Задание 1: Замените в листинге «harmonic-label» на «harmonic-marker», ничего больше не меняя, и выведите только строки листинга от его начала до строки с «stats-line-frequency: 800,00 Hz» включительно.

Выбранный фрагмент:
Мы еще чуть позже более подробно об этом поговорим в отношении к техно. Сейчас хочу задать последний вопрос. Я понимаю, что это глупый вопрос, но какие основные факторы влияют на то, что мы считаем партитуры для таких пьес красивыми? Они напоминают архитектурные чертежи Ксенакиса.
У меня есть небольшой опыт в графическом дизайне. Для всех своих работ обложки я создаю самостоятельно. Для меня визуальная составляющая была важна с самого начала. Партитуры действительно красивые, но создал я их самым тупым способом. Я написал все фортепианные пьесы в Logic. Мне не знакомы какие-то профессиональные технические процессы работы с визуальным материалом. Поэтому я просто делал скриншот за скриншотом MIDI-нот. Затем я загрузил их в Photoshop и увеличил контрастность.
Когда я работал над пьесами, я увеличивал и уменьшал эти изображения, т.е. уже немного понимал, как будет выглядеть партитура. И на самом деле я даже сделал пару работ, которые выглядели очень красиво, но звучали они совсем не интересно. Я пытался найти такие пьесы, которые бы не только звучали интересно, но и их партитура завораживала в визуальном смысле. Более того, для меня было важно, чтобы и движение клавиш так же увлекало. Если все эти три пункта были выполнены, я был уверен, что это хорошая работа.
Я имел в виду, что самые базовые паттерны и математика имеют в своей природе симметрию и узоры, которые мы находим привлекательными.
Я хотел спроектировать партитуры так, чтобы мне в последствии не пришлось их никак приукрашивать. Красота самих паттернов — вот что важно. Я попытался найти способ представить эти точки на сетке таким образом, чтобы было сразу понятно, насколько красивы получившиеся фигуры сами по себе.

Задание 2: Кратко перескажите абзац фрагмента о партитурах, начинающийся словами «Когда я работал над пьесами», сохранив его основные факты.

Листинг данных:
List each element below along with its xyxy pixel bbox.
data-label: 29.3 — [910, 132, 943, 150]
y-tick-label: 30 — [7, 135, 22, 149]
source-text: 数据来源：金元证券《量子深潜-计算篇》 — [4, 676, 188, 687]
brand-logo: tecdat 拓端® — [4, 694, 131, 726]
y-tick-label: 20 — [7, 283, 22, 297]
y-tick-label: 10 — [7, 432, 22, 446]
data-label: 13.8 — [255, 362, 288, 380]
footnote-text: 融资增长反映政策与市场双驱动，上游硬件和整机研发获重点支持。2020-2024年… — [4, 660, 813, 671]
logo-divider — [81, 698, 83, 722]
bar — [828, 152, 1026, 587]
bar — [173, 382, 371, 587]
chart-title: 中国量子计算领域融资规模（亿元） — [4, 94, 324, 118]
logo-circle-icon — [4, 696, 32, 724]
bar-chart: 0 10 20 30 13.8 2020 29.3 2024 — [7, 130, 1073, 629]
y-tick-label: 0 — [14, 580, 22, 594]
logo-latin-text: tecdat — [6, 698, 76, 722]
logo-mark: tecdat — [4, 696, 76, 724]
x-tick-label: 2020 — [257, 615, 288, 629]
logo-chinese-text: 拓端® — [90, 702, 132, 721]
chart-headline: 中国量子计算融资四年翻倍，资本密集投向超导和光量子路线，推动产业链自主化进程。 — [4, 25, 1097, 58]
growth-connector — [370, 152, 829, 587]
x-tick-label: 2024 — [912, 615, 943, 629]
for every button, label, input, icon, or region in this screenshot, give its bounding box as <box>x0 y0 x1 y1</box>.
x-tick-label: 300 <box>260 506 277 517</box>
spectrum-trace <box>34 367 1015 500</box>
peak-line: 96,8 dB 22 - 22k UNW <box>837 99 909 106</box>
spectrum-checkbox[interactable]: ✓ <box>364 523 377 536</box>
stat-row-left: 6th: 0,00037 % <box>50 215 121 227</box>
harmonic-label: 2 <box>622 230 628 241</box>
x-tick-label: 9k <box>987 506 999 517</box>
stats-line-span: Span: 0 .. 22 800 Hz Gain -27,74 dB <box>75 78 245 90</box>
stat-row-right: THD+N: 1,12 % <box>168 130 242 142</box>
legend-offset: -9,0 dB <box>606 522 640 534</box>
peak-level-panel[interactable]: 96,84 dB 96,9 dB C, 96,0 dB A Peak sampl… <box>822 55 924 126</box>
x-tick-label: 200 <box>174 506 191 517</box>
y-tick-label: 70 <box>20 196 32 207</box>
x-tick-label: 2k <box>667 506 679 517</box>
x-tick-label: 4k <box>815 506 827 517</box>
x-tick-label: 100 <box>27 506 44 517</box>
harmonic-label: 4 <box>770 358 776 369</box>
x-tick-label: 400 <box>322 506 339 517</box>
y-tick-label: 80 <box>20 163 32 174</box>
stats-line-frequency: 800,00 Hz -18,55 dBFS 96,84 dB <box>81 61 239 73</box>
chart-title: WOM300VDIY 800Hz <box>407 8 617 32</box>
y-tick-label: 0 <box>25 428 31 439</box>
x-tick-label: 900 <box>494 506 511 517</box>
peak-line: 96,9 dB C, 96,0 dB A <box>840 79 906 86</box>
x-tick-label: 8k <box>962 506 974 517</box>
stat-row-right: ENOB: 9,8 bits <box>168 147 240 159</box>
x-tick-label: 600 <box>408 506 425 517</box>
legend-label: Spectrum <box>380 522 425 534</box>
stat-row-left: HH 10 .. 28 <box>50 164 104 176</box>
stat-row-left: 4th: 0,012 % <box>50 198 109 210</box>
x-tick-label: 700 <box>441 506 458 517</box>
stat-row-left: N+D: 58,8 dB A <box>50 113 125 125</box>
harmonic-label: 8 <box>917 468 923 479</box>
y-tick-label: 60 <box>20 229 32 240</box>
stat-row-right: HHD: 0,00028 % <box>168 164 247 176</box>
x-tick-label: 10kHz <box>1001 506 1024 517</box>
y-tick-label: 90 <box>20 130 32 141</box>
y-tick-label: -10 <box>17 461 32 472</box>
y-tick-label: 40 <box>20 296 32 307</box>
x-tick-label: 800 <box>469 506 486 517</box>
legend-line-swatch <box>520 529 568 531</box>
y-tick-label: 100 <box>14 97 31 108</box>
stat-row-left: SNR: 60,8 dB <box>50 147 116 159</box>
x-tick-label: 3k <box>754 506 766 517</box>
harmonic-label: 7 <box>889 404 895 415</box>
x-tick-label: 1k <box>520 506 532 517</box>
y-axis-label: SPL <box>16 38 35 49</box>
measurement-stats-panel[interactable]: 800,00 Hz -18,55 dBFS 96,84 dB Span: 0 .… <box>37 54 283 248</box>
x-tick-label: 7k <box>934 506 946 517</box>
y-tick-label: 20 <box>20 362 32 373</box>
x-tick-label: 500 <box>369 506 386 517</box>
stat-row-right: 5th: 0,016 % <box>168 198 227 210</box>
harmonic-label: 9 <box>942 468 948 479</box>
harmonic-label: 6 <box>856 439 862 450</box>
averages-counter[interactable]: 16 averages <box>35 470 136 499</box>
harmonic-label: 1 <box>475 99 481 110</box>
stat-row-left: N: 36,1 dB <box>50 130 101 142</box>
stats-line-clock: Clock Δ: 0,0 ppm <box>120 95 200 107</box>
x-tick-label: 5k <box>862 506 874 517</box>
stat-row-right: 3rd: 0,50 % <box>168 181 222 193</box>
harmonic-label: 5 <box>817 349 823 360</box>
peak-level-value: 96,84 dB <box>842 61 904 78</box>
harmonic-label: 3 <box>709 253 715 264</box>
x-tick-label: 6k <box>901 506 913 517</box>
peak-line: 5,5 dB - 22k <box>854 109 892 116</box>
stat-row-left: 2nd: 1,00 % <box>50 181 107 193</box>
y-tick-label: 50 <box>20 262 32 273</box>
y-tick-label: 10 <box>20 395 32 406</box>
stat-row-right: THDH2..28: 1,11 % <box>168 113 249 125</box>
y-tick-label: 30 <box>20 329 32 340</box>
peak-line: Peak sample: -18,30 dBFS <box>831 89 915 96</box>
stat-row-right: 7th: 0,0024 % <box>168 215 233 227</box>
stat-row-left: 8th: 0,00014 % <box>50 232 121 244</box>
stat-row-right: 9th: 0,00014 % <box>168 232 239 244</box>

Полный ответ 1:
List each element below along with its xyxy pixel bbox.
data-label: 29.3 — [910, 132, 943, 150]
y-tick-label: 30 — [7, 135, 22, 149]
source-text: 数据来源：金元证券《量子深潜-计算篇》 — [4, 676, 188, 687]
brand-logo: tecdat 拓端® — [4, 694, 131, 726]
y-tick-label: 20 — [7, 283, 22, 297]
y-tick-label: 10 — [7, 432, 22, 446]
data-label: 13.8 — [255, 362, 288, 380]
footnote-text: 融资增长反映政策与市场双驱动，上游硬件和整机研发获重点支持。2020-2024年… — [4, 660, 813, 671]
logo-divider — [81, 698, 83, 722]
bar — [828, 152, 1026, 587]
bar — [173, 382, 371, 587]
chart-title: 中国量子计算领域融资规模（亿元） — [4, 94, 324, 118]
logo-circle-icon — [4, 696, 32, 724]
bar-chart: 0 10 20 30 13.8 2020 29.3 2024 — [7, 130, 1073, 629]
y-tick-label: 0 — [14, 580, 22, 594]
logo-latin-text: tecdat — [6, 698, 76, 722]
logo-mark: tecdat — [4, 696, 76, 724]
x-tick-label: 2020 — [257, 615, 288, 629]
logo-chinese-text: 拓端® — [90, 702, 132, 721]
chart-headline: 中国量子计算融资四年翻倍，资本密集投向超导和光量子路线，推动产业链自主化进程。 — [4, 25, 1097, 58]
growth-connector — [370, 152, 829, 587]
x-tick-label: 2024 — [912, 615, 943, 629]
for every button, label, input, icon, or region in this screenshot, give its bounding box as <box>x0 y0 x1 y1</box>.
x-tick-label: 300 <box>260 506 277 517</box>
spectrum-trace <box>34 367 1015 500</box>
peak-line: 96,8 dB 22 - 22k UNW <box>837 99 909 106</box>
spectrum-checkbox[interactable]: ✓ <box>364 523 377 536</box>
stat-row-left: 6th: 0,00037 % <box>50 215 121 227</box>
harmonic-marker: 2 <box>622 230 628 241</box>
x-tick-label: 9k <box>987 506 999 517</box>
stats-line-span: Span: 0 .. 22 800 Hz Gain -27,74 dB <box>75 78 245 90</box>
stat-row-right: THD+N: 1,12 % <box>168 130 242 142</box>
legend-offset: -9,0 dB <box>606 522 640 534</box>
peak-level-panel[interactable]: 96,84 dB 96,9 dB C, 96,0 dB A Peak sampl… <box>822 55 924 126</box>
x-tick-label: 200 <box>174 506 191 517</box>
y-tick-label: 70 <box>20 196 32 207</box>
x-tick-label: 2k <box>667 506 679 517</box>
x-tick-label: 4k <box>815 506 827 517</box>
x-tick-label: 100 <box>27 506 44 517</box>
harmonic-marker: 4 <box>770 358 776 369</box>
x-tick-label: 400 <box>322 506 339 517</box>
y-tick-label: 80 <box>20 163 32 174</box>
stats-line-frequency: 800,00 Hz -18,55 dBFS 96,84 dB <box>81 61 239 73</box>

Полный ответ 2: Работая над пьесами, рассказчик увеличивал и уменьшал изображения и заранее представлял, как будет выглядеть партитура. Некоторые получившиеся работы выглядели очень красиво, но звучали неинтересно. Поэтому он искал пьесы, у которых интересно звучание, завораживающий вид партитуры и увлекательное движение клавиш. Работу, отвечавшую всем трем условиям, он считал хорошей.